WHAT IS REQUIRED
Render the lines below as a Markdown table with the columns Row and Line, numbering each row, leaving out blank lines and omitting the pictures.

------ DATA TO PROCESS

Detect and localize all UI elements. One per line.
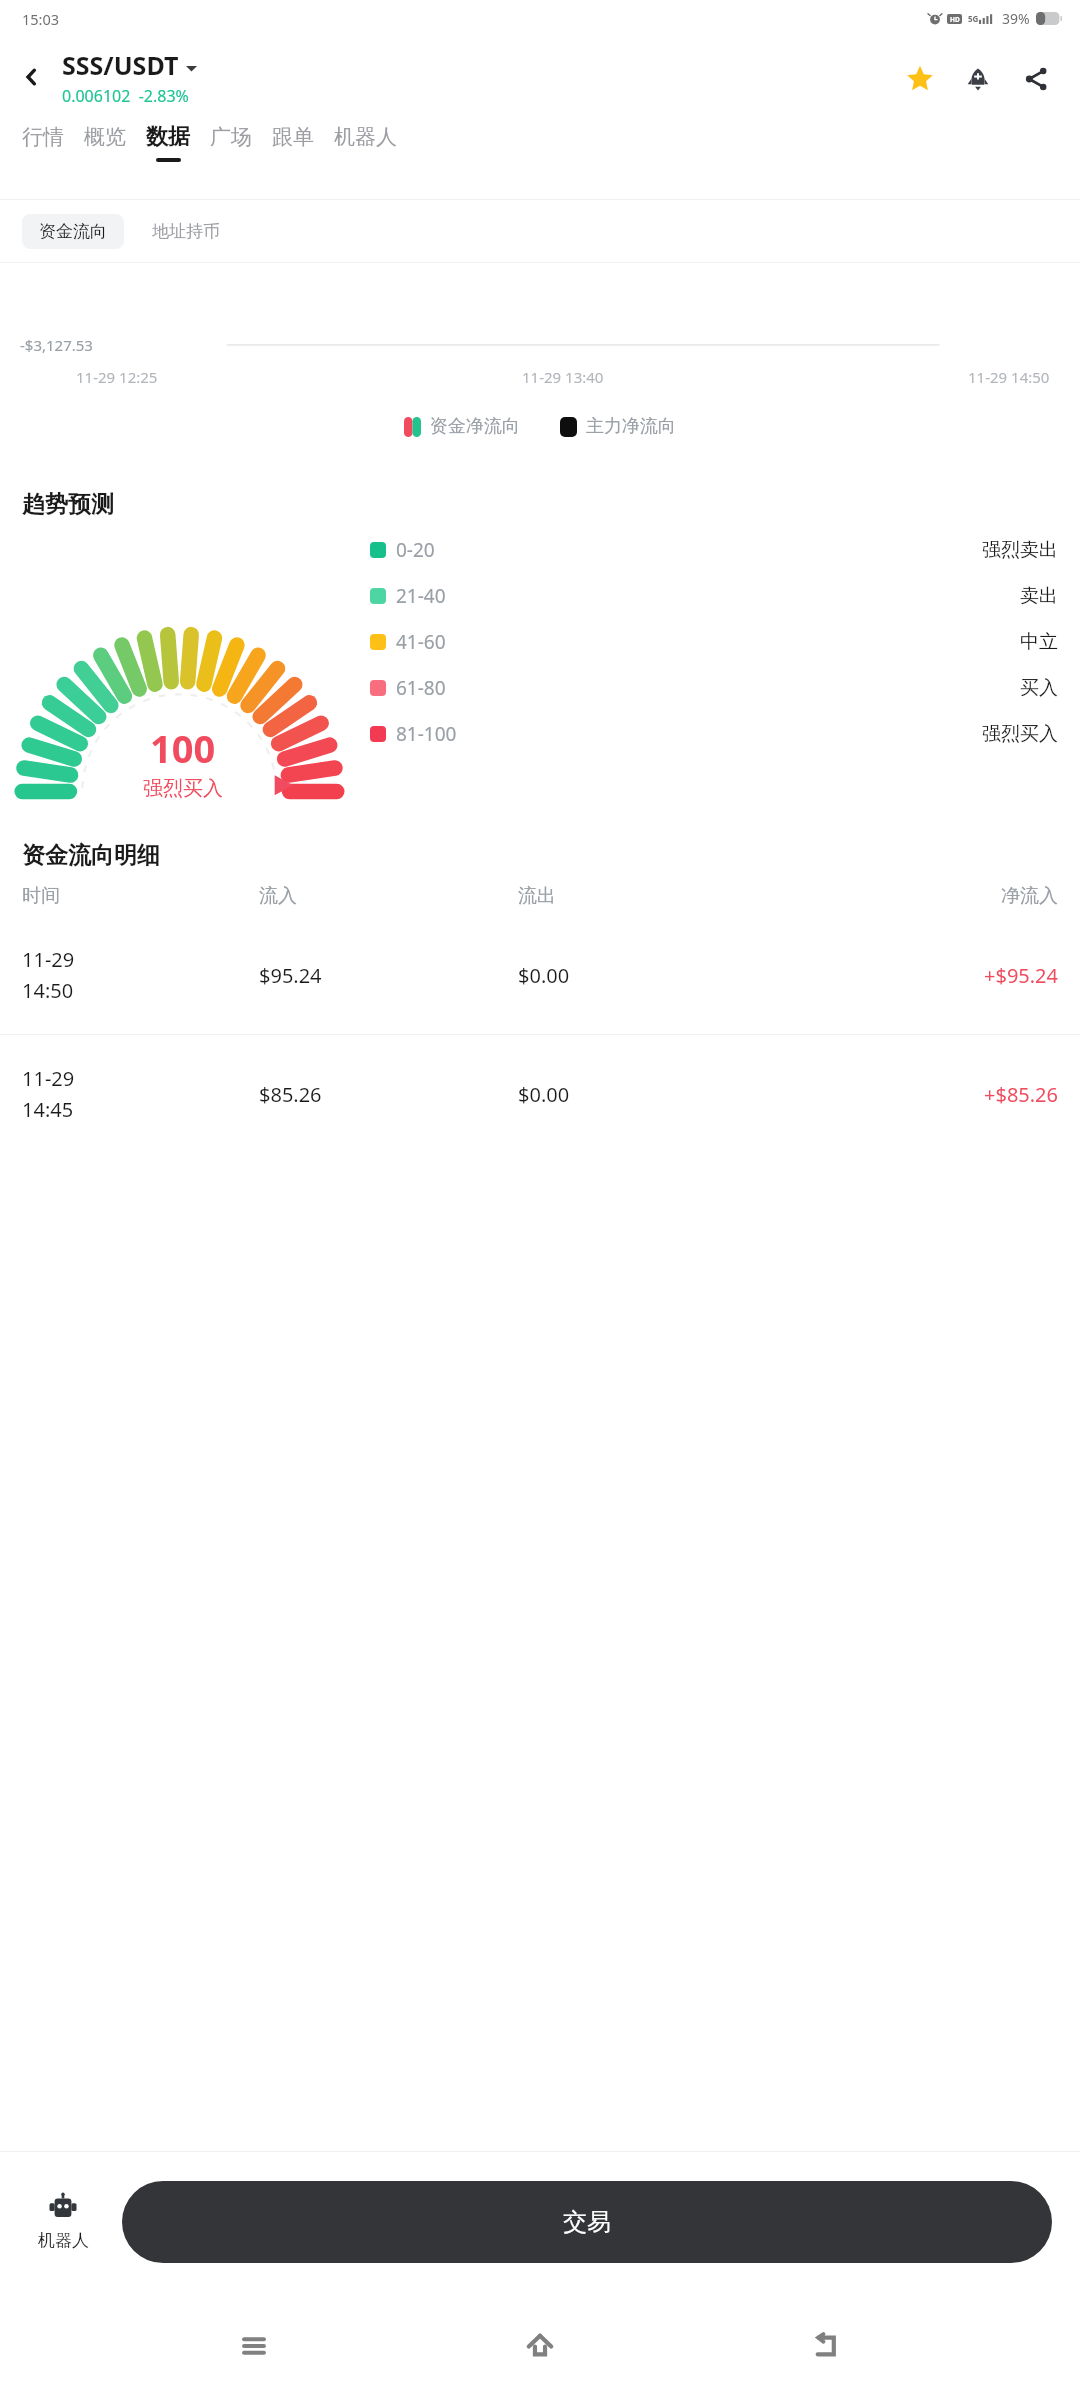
staticText: 41-60 (396, 629, 446, 655)
staticText: -$3,127.53 (20, 335, 93, 355)
staticText: 机器人 (38, 2230, 89, 2251)
staticText: 行情 (22, 124, 64, 150)
button[interactable]: 概览 (84, 118, 126, 167)
staticText: 0.006102 -2.83% (62, 85, 189, 107)
staticText: 11-29 (22, 1065, 75, 1092)
button[interactable]: 11-29 (0, 1035, 1080, 1153)
staticText: 11-29 13:40 (522, 367, 604, 387)
staticText: 资金流向明细 (22, 841, 160, 870)
staticText: 资金流向 (39, 221, 107, 242)
button[interactable]: 资金流向 (22, 214, 124, 249)
staticText: 卖出 (1020, 584, 1058, 608)
button[interactable]: Favorite (898, 57, 942, 101)
staticText: 中立 (1020, 630, 1058, 654)
staticText: 数据 (146, 123, 190, 151)
button[interactable]: Alerts (956, 57, 1000, 101)
button[interactable]: 交易 (122, 2181, 1052, 2263)
staticText: +$85.26 (833, 1081, 1058, 1108)
staticText: 时间 (22, 884, 259, 908)
staticText: 强烈买入 (143, 776, 223, 801)
staticText: +$95.24 (833, 962, 1058, 989)
staticText: 强烈买入 (982, 722, 1058, 746)
button[interactable]: 机器人 (24, 2193, 102, 2251)
staticText: 地址持币 (152, 221, 220, 242)
staticText: 14:45 (22, 1096, 74, 1123)
staticText: 100 (150, 722, 216, 774)
staticText: 14:50 (22, 977, 74, 1004)
staticText: 流入 (259, 884, 518, 908)
button[interactable]: 机器人 (334, 118, 397, 167)
staticText: $0.00 (518, 962, 833, 989)
staticText: 5G (968, 13, 979, 24)
staticText: $85.26 (259, 1081, 518, 1108)
button[interactable]: Share (1014, 57, 1058, 101)
staticText: 趋势预测 (22, 490, 114, 519)
staticText: 强烈卖出 (982, 538, 1058, 562)
staticText: 主力净流向 (586, 415, 676, 438)
staticText: $95.24 (259, 962, 518, 989)
button[interactable]: 广场 (210, 118, 252, 167)
staticText: 11-29 12:25 (76, 367, 158, 387)
button[interactable]: 地址持币 (138, 214, 234, 249)
staticText: 净流入 (833, 884, 1058, 908)
button[interactable]: Home (508, 2314, 572, 2378)
staticText: SSS/USDT (62, 48, 179, 82)
staticText: 机器人 (334, 124, 397, 150)
button[interactable]: Back (794, 2314, 858, 2378)
staticText: 11-29 14:50 (968, 367, 1050, 387)
staticText: 11-29 (22, 946, 75, 973)
button[interactable]: 数据 (146, 117, 190, 168)
staticText: 61-80 (396, 675, 446, 701)
staticText: 0-20 (396, 537, 435, 563)
staticText: 跟单 (272, 124, 314, 150)
button[interactable]: Back (8, 53, 56, 101)
staticText: 广场 (210, 124, 252, 150)
button[interactable]: 行情 (22, 118, 64, 167)
button[interactable]: 跟单 (272, 118, 314, 167)
staticText: 流出 (518, 884, 833, 908)
button[interactable]: 11-29 (0, 916, 1080, 1034)
staticText: 81-100 (396, 721, 457, 747)
button[interactable]: Recents (222, 2314, 286, 2378)
staticText: 买入 (1020, 676, 1058, 700)
staticText: $0.00 (518, 1081, 833, 1108)
staticText: 21-40 (396, 583, 446, 609)
staticText: 15:03 (22, 9, 60, 29)
staticText: 资金净流向 (430, 415, 520, 438)
staticText: 交易 (563, 2207, 611, 2237)
staticText: 概览 (84, 124, 126, 150)
staticText: 39% (1002, 9, 1030, 28)
staticText: HD (950, 15, 960, 24)
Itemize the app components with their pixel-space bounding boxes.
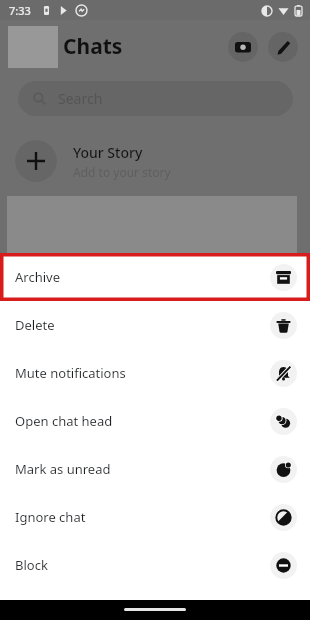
staticText: 7:33 <box>9 3 31 18</box>
button[interactable]: Archive <box>0 253 310 301</box>
staticText: Open chat head <box>15 412 270 430</box>
button[interactable]: Your Story <box>0 131 310 191</box>
button[interactable]: Mark as unread <box>0 445 310 493</box>
button[interactable]: New message <box>268 32 298 62</box>
staticText: Delete <box>15 316 270 334</box>
staticText: Mark as unread <box>15 460 270 478</box>
staticText: Mute notifications <box>15 364 270 382</box>
staticText: Chats <box>63 32 123 61</box>
staticText: Your Story <box>73 143 143 162</box>
button[interactable]: Delete <box>0 301 310 349</box>
button[interactable]: Open chat head <box>0 397 310 445</box>
staticText: Ignore chat <box>15 508 270 526</box>
button[interactable]: Ignore chat <box>0 493 310 541</box>
staticText: Add to your story <box>73 164 171 180</box>
staticText: Archive <box>15 268 270 286</box>
staticText: Block <box>15 556 270 574</box>
button[interactable]: Mute notifications <box>0 349 310 397</box>
button[interactable]: Block <box>0 541 310 589</box>
staticText: Search <box>58 89 103 108</box>
button[interactable]: Camera <box>228 32 258 62</box>
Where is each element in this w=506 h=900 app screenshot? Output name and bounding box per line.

------------

RESULT OF THIS TASK
| Row | Line |
|---|---|
| 1 | Detect and localize all UI elements. One per line. |
| 2 | staticText: 41-60 (396, 629, 446, 655) |
| 3 | staticText: -$3,127.53 (20, 335, 93, 355) |
| 4 | staticText: 机器人 (38, 2230, 89, 2251) |
| 5 | staticText: 行情 (22, 124, 64, 150) |
| 6 | button[interactable]: 概览 (84, 118, 126, 167) |
| 7 | staticText: 0.006102 -2.83% (62, 85, 189, 107) |
| 8 | staticText: 11-29 (22, 1065, 75, 1092) |
| 9 | button[interactable]: 11-29 (0, 1035, 1080, 1153) |
| 10 | staticText: 11-29 13:40 (522, 367, 604, 387) |
| 11 | staticText: 资金流向明细 (22, 841, 160, 870) |
| 12 | staticText: 资金流向 (39, 221, 107, 242) |
| 13 | button[interactable]: 资金流向 (22, 214, 124, 249) |
| 14 | staticText: 卖出 (1020, 584, 1058, 608) |
| 15 | button[interactable]: Favorite (898, 57, 942, 101) |
| 16 | staticText: 中立 (1020, 630, 1058, 654) |
| 17 | staticText: 数据 (146, 123, 190, 151) |
| 18 | button[interactable]: Alerts (956, 57, 1000, 101) |
| 19 | button[interactable]: 交易 (122, 2181, 1052, 2263) |
| 20 | staticText: +$85.26 (833, 1081, 1058, 1108) |
| 21 | staticText: 时间 (22, 884, 259, 908) |
| 22 | staticText: 强烈买入 (143, 776, 223, 801) |
| 23 | staticText: +$95.24 (833, 962, 1058, 989) |
| 24 | staticText: 强烈买入 (982, 722, 1058, 746) |
| 25 | button[interactable]: 机器人 (24, 2193, 102, 2251) |
| 26 | staticText: 地址持币 (152, 221, 220, 242) |
| 27 | staticText: 14:45 (22, 1096, 74, 1123) |
| 28 | staticText: 100 (150, 722, 216, 774) |
| 29 | staticText: 14:50 (22, 977, 74, 1004) |
| 30 | staticText: 流入 (259, 884, 518, 908) |
| 31 | button[interactable]: 机器人 (334, 118, 397, 167) |
| 32 | staticText: $0.00 (518, 962, 833, 989) |
| 33 | staticText: 5G (968, 13, 979, 24) |
| 34 | staticText: $85.26 (259, 1081, 518, 1108) |
| 35 | button[interactable]: Share (1014, 57, 1058, 101) |
| 36 | staticText: 趋势预测 (22, 490, 114, 519) |
| 37 | staticText: 强烈卖出 (982, 538, 1058, 562) |
| 38 | staticText: 主力净流向 (586, 415, 676, 438) |
| 39 | staticText: $95.24 (259, 962, 518, 989) |
| 40 | button[interactable]: 广场 (210, 118, 252, 167) |
| 41 | staticText: 11-29 12:25 (76, 367, 158, 387) |
| 42 | button[interactable]: 地址持币 (138, 214, 234, 249) |
| 43 | staticText: 净流入 (833, 884, 1058, 908) |
| 44 | button[interactable]: Home (508, 2314, 572, 2378) |
| 45 | staticText: SSS/USDT (62, 48, 179, 82) |
| 46 | staticText: 机器人 (334, 124, 397, 150) |
| 47 | button[interactable]: Back (794, 2314, 858, 2378) |
| 48 | staticText: 11-29 14:50 (968, 367, 1050, 387) |
| 49 | staticText: 11-29 (22, 946, 75, 973) |
| 50 | button[interactable]: 数据 (146, 117, 190, 168) |
| 51 | staticText: 61-80 (396, 675, 446, 701) |
| 52 | staticText: 0-20 (396, 537, 435, 563) |
| 53 | staticText: 跟单 (272, 124, 314, 150) |
| 54 | button[interactable]: Back (8, 53, 56, 101) |
| 55 | staticText: 广场 (210, 124, 252, 150) |
| 56 | button[interactable]: 行情 (22, 118, 64, 167) |
| 57 | button[interactable]: 跟单 (272, 118, 314, 167) |
| 58 | staticText: 流出 (518, 884, 833, 908) |
| 59 | button[interactable]: 11-29 (0, 916, 1080, 1034) |
| 60 | staticText: 81-100 (396, 721, 457, 747) |
| 61 | button[interactable]: Recents (222, 2314, 286, 2378) |
| 62 | staticText: 买入 (1020, 676, 1058, 700) |
| 63 | staticText: $0.00 (518, 1081, 833, 1108) |
| 64 | staticText: 21-40 (396, 583, 446, 609) |
| 65 | staticText: 15:03 (22, 9, 60, 29) |
| 66 | staticText: 资金净流向 (430, 415, 520, 438) |
| 67 | staticText: 交易 (563, 2207, 611, 2237) |
| 68 | staticText: 概览 (84, 124, 126, 150) |
| 69 | staticText: 39% (1002, 9, 1030, 28) |
| 70 | staticText: HD (950, 15, 960, 24) |
| 71 | Itemize the app components with their pixel-space bounding boxes. |
| 72 | staticText: 7:33 <box>9 3 31 18</box> |
| 73 | button[interactable]: Archive <box>0 253 310 301</box> |
| 74 | staticText: Open chat head <box>15 412 270 430</box> |
| 75 | button[interactable]: Your Story <box>0 131 310 191</box> |
| 76 | button[interactable]: Mark as unread <box>0 445 310 493</box> |
| 77 | button[interactable]: New message <box>268 32 298 62</box> |
| 78 | staticText: Delete <box>15 316 270 334</box> |
| 79 | staticText: Mark as unread <box>15 460 270 478</box> |
| 80 | staticText: Mute notifications <box>15 364 270 382</box> |
| 81 | staticText: Chats <box>63 32 123 61</box> |
| 82 | staticText: Your Story <box>73 143 143 162</box> |
| 83 | button[interactable]: Delete <box>0 301 310 349</box> |
| 84 | button[interactable]: Open chat head <box>0 397 310 445</box> |
| 85 | staticText: Ignore chat <box>15 508 270 526</box> |
| 86 | button[interactable]: Ignore chat <box>0 493 310 541</box> |
| 87 | staticText: Add to your story <box>73 164 171 180</box> |
| 88 | staticText: Archive <box>15 268 270 286</box> |
| 89 | staticText: Block <box>15 556 270 574</box> |
| 90 | button[interactable]: Mute notifications <box>0 349 310 397</box> |
| 91 | button[interactable]: Block <box>0 541 310 589</box> |
| 92 | staticText: Search <box>58 89 103 108</box> |
| 93 | button[interactable]: Camera <box>228 32 258 62</box> |
| 94 | Where is each element in this w=506 h=900 app screenshot? Output name and bounding box per line. |